■ **EXERCISE REQUIREMENTS**
Give the number of lines in this listing that contain the word "name", and nothing else.

■ **Data entries for graphics**
----

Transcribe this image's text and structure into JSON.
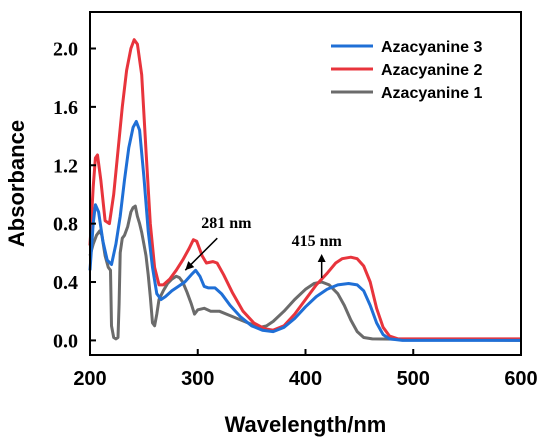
{
  "chart_data": {
    "type": "line",
    "title": "",
    "xlabel": "Wavelength/nm",
    "ylabel": "Absorbance",
    "xlim": [
      200,
      600
    ],
    "ylim": [
      -0.1,
      2.25
    ],
    "xticks": [
      200,
      300,
      400,
      500,
      600
    ],
    "xtick_labels": [
      "200",
      "300",
      "400",
      "500",
      "600"
    ],
    "yticks": [
      0.0,
      0.4,
      0.8,
      1.2,
      1.6,
      2.0
    ],
    "ytick_labels": [
      "0.0",
      "0.4",
      "0.8",
      "1.2",
      "1.6",
      "2.0"
    ],
    "grid": false,
    "legend_position": "top-right",
    "series": [
      {
        "name": "Azacyanine 3",
        "color": "#1f6fd6",
        "points": [
          [
            200,
            0.48
          ],
          [
            203,
            0.8
          ],
          [
            205,
            0.93
          ],
          [
            208,
            0.88
          ],
          [
            212,
            0.68
          ],
          [
            216,
            0.55
          ],
          [
            220,
            0.52
          ],
          [
            224,
            0.66
          ],
          [
            228,
            0.85
          ],
          [
            232,
            1.1
          ],
          [
            236,
            1.32
          ],
          [
            240,
            1.46
          ],
          [
            243,
            1.5
          ],
          [
            246,
            1.44
          ],
          [
            250,
            1.12
          ],
          [
            254,
            0.75
          ],
          [
            258,
            0.5
          ],
          [
            262,
            0.32
          ],
          [
            266,
            0.28
          ],
          [
            270,
            0.3
          ],
          [
            276,
            0.34
          ],
          [
            282,
            0.37
          ],
          [
            288,
            0.4
          ],
          [
            294,
            0.45
          ],
          [
            298,
            0.48
          ],
          [
            302,
            0.44
          ],
          [
            306,
            0.37
          ],
          [
            310,
            0.36
          ],
          [
            316,
            0.36
          ],
          [
            322,
            0.32
          ],
          [
            330,
            0.24
          ],
          [
            340,
            0.16
          ],
          [
            350,
            0.1
          ],
          [
            360,
            0.07
          ],
          [
            370,
            0.06
          ],
          [
            380,
            0.09
          ],
          [
            390,
            0.15
          ],
          [
            400,
            0.23
          ],
          [
            410,
            0.3
          ],
          [
            420,
            0.35
          ],
          [
            430,
            0.38
          ],
          [
            440,
            0.39
          ],
          [
            448,
            0.38
          ],
          [
            454,
            0.34
          ],
          [
            460,
            0.24
          ],
          [
            466,
            0.12
          ],
          [
            472,
            0.04
          ],
          [
            478,
            0.01
          ],
          [
            490,
            0.0
          ],
          [
            600,
            0.0
          ]
        ]
      },
      {
        "name": "Azacyanine 2",
        "color": "#e8343c",
        "points": [
          [
            200,
            0.65
          ],
          [
            203,
            1.05
          ],
          [
            205,
            1.25
          ],
          [
            207,
            1.27
          ],
          [
            210,
            1.1
          ],
          [
            214,
            0.82
          ],
          [
            218,
            0.8
          ],
          [
            222,
            1.0
          ],
          [
            226,
            1.3
          ],
          [
            230,
            1.6
          ],
          [
            234,
            1.85
          ],
          [
            238,
            2.0
          ],
          [
            241,
            2.06
          ],
          [
            244,
            2.03
          ],
          [
            248,
            1.82
          ],
          [
            252,
            1.3
          ],
          [
            256,
            0.8
          ],
          [
            260,
            0.5
          ],
          [
            264,
            0.38
          ],
          [
            268,
            0.38
          ],
          [
            274,
            0.42
          ],
          [
            280,
            0.48
          ],
          [
            286,
            0.55
          ],
          [
            292,
            0.63
          ],
          [
            296,
            0.69
          ],
          [
            299,
            0.68
          ],
          [
            304,
            0.58
          ],
          [
            308,
            0.53
          ],
          [
            314,
            0.54
          ],
          [
            318,
            0.53
          ],
          [
            324,
            0.45
          ],
          [
            332,
            0.33
          ],
          [
            342,
            0.2
          ],
          [
            352,
            0.12
          ],
          [
            362,
            0.08
          ],
          [
            370,
            0.07
          ],
          [
            380,
            0.1
          ],
          [
            390,
            0.18
          ],
          [
            400,
            0.28
          ],
          [
            410,
            0.38
          ],
          [
            420,
            0.46
          ],
          [
            428,
            0.53
          ],
          [
            434,
            0.56
          ],
          [
            442,
            0.57
          ],
          [
            448,
            0.56
          ],
          [
            454,
            0.51
          ],
          [
            460,
            0.4
          ],
          [
            466,
            0.22
          ],
          [
            472,
            0.09
          ],
          [
            478,
            0.03
          ],
          [
            486,
            0.01
          ],
          [
            600,
            0.01
          ]
        ]
      },
      {
        "name": "Azacyanine 1",
        "color": "#6b6b6b",
        "points": [
          [
            200,
            0.58
          ],
          [
            203,
            0.66
          ],
          [
            206,
            0.72
          ],
          [
            209,
            0.75
          ],
          [
            211,
            0.72
          ],
          [
            214,
            0.58
          ],
          [
            217,
            0.5
          ],
          [
            219,
            0.48
          ],
          [
            220,
            0.1
          ],
          [
            222,
            0.02
          ],
          [
            224,
            0.01
          ],
          [
            226,
            0.02
          ],
          [
            227,
            0.25
          ],
          [
            228,
            0.6
          ],
          [
            230,
            0.7
          ],
          [
            232,
            0.72
          ],
          [
            235,
            0.78
          ],
          [
            238,
            0.88
          ],
          [
            240,
            0.91
          ],
          [
            242,
            0.92
          ],
          [
            244,
            0.85
          ],
          [
            246,
            0.8
          ],
          [
            248,
            0.74
          ],
          [
            250,
            0.66
          ],
          [
            252,
            0.58
          ],
          [
            254,
            0.45
          ],
          [
            256,
            0.3
          ],
          [
            258,
            0.12
          ],
          [
            260,
            0.1
          ],
          [
            262,
            0.18
          ],
          [
            264,
            0.28
          ],
          [
            268,
            0.34
          ],
          [
            272,
            0.39
          ],
          [
            276,
            0.42
          ],
          [
            280,
            0.44
          ],
          [
            283,
            0.43
          ],
          [
            286,
            0.4
          ],
          [
            290,
            0.33
          ],
          [
            294,
            0.25
          ],
          [
            297,
            0.18
          ],
          [
            300,
            0.21
          ],
          [
            306,
            0.22
          ],
          [
            312,
            0.2
          ],
          [
            320,
            0.2
          ],
          [
            330,
            0.17
          ],
          [
            340,
            0.14
          ],
          [
            350,
            0.11
          ],
          [
            358,
            0.09
          ],
          [
            364,
            0.1
          ],
          [
            370,
            0.13
          ],
          [
            380,
            0.2
          ],
          [
            390,
            0.28
          ],
          [
            400,
            0.35
          ],
          [
            408,
            0.39
          ],
          [
            415,
            0.4
          ],
          [
            422,
            0.38
          ],
          [
            430,
            0.32
          ],
          [
            436,
            0.24
          ],
          [
            442,
            0.14
          ],
          [
            448,
            0.06
          ],
          [
            454,
            0.02
          ],
          [
            462,
            0.01
          ],
          [
            600,
            0.0
          ]
        ]
      }
    ],
    "annotations": [
      {
        "label": "281 nm",
        "x": 281,
        "y": 0.44
      },
      {
        "label": "415 nm",
        "x": 415,
        "y": 0.4
      }
    ]
  }
}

----

■ **EXERCISE SOLUTION**
3